• Work required:
Render the lines from the start of the records through the line containing "468, 791, 482]" as a numbered list, leaving out any blank lines.

• Records for the exercise:
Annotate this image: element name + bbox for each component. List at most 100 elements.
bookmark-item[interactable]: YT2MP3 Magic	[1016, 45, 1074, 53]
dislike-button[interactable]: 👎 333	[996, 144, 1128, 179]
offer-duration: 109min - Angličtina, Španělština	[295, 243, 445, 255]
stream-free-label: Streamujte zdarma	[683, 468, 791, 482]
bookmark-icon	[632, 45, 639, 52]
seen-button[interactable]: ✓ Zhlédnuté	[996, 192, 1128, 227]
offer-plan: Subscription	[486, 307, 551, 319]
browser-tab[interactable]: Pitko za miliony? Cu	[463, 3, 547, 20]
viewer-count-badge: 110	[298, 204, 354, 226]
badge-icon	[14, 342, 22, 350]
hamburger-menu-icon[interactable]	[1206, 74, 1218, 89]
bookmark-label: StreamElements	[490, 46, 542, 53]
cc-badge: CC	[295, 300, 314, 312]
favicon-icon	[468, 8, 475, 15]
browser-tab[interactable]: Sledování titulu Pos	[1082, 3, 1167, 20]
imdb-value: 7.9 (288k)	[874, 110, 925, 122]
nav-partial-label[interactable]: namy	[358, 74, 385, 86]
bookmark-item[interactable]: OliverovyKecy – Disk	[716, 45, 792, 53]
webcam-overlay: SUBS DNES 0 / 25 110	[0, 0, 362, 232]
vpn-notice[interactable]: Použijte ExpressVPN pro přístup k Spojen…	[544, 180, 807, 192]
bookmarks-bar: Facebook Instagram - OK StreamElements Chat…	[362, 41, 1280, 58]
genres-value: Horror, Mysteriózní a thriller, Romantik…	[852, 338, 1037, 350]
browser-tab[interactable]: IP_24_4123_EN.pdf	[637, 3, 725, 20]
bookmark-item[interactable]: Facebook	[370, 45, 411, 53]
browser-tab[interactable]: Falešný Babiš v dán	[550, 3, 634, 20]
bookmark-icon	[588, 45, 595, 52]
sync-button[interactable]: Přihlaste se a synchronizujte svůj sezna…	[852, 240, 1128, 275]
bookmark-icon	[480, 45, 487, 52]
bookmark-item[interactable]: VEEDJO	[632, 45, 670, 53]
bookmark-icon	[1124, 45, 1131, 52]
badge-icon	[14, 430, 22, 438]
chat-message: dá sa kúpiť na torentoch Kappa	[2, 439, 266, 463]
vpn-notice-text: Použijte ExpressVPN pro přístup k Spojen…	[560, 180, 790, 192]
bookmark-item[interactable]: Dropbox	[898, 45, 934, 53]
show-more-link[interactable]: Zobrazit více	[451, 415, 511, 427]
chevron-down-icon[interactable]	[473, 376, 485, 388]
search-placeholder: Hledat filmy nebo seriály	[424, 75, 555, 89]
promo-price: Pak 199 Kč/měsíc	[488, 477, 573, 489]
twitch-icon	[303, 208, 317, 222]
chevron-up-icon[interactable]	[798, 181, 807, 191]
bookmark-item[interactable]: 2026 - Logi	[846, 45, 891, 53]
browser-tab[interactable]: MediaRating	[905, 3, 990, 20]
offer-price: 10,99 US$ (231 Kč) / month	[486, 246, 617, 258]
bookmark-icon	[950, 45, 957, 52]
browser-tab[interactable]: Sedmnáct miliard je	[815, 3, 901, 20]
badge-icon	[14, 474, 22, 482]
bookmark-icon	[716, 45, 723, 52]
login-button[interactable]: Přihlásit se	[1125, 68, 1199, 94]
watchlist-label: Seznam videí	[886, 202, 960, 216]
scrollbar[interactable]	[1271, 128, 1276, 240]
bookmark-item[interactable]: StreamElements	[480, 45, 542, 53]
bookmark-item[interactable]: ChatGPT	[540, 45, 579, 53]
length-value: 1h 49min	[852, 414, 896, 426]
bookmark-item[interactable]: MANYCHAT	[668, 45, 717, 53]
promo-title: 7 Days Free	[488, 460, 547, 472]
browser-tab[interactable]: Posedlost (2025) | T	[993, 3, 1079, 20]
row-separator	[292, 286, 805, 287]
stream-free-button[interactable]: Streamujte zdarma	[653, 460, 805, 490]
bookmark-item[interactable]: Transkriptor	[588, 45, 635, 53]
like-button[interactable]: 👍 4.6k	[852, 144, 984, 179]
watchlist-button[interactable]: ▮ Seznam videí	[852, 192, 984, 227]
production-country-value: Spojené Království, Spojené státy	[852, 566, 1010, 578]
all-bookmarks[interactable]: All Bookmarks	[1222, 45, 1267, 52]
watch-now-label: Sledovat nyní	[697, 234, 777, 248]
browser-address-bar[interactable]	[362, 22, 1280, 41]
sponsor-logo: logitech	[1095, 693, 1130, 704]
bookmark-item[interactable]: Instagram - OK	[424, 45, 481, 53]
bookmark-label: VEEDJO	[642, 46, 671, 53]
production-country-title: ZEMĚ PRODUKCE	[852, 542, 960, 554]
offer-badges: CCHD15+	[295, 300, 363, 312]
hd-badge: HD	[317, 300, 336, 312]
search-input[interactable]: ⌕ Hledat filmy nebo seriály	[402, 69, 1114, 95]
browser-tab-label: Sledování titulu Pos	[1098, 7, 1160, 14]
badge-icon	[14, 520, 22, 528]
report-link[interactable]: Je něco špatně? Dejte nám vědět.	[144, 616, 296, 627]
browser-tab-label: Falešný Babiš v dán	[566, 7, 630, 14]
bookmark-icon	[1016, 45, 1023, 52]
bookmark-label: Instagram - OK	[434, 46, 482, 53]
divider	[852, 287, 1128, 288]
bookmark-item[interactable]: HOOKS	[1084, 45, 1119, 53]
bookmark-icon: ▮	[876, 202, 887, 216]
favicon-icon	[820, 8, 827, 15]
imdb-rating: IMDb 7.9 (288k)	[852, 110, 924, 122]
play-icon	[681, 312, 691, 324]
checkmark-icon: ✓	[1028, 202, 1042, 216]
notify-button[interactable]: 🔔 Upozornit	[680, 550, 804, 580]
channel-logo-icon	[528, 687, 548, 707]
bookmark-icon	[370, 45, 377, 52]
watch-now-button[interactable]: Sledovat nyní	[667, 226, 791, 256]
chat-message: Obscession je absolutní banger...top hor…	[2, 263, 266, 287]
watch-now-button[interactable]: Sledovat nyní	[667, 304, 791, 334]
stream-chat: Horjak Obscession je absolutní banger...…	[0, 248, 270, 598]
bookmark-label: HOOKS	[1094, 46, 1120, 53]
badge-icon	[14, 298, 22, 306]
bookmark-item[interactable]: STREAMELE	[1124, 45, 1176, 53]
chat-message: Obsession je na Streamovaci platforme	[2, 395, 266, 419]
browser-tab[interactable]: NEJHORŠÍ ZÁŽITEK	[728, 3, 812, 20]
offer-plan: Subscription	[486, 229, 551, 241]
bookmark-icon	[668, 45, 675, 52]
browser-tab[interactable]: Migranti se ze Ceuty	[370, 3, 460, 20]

• Answer to this exercise:
1. Annotate this image: element name + bbox for each component. List at most 100 elements.
2. bookmark-item[interactable]: YT2MP3 Magic	[1016, 45, 1074, 53]
3. dislike-button[interactable]: 👎 333	[996, 144, 1128, 179]
4. offer-duration: 109min - Angličtina, Španělština	[295, 243, 445, 255]
5. stream-free-label: Streamujte zdarma	[683, 468, 791, 482]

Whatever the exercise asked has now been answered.